* GIVEN DATA
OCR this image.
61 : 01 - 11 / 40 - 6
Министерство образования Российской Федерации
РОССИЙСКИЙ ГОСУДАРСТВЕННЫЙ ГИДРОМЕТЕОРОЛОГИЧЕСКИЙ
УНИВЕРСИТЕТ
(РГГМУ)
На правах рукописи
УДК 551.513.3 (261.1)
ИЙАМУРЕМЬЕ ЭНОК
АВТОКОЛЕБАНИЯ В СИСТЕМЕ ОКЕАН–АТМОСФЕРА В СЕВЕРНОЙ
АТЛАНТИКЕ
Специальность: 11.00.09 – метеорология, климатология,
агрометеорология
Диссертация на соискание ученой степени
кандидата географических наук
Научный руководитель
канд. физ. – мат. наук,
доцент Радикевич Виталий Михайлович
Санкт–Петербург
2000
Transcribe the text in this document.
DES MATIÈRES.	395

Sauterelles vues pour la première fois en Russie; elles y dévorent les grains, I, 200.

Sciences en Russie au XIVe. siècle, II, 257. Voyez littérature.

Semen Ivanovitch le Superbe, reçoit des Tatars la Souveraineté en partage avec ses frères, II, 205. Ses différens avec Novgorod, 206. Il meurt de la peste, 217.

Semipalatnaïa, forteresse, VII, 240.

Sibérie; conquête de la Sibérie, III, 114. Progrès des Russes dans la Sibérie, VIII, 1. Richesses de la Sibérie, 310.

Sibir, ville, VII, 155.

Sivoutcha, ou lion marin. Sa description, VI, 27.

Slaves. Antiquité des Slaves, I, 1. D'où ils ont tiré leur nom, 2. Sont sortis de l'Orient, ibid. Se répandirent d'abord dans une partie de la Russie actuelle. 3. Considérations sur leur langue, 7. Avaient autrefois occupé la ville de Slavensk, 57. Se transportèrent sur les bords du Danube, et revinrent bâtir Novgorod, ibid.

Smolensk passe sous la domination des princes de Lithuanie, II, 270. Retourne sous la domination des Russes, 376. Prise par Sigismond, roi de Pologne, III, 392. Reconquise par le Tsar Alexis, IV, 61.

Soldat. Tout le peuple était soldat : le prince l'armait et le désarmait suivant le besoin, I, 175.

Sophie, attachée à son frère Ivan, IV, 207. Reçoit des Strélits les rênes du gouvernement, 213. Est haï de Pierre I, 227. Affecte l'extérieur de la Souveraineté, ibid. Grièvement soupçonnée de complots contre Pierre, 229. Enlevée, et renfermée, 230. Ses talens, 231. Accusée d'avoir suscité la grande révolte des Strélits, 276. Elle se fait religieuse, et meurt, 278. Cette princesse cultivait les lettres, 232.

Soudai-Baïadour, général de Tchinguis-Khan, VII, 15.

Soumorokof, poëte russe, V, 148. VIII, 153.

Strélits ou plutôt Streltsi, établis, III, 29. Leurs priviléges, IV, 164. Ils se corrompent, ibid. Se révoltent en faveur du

* TASK TO CARRY OUT
Select and copy every line of the listing with the word "VIII".

* ANSWER TO THIS EXERCISE
Sibérie; conquête de la Sibérie, III, 114. Progrès des Russes dans la Sibérie, VIII, 1. Richesses de la Sibérie, 310.
Soumorokof, poëte russe, V, 148. VIII, 153.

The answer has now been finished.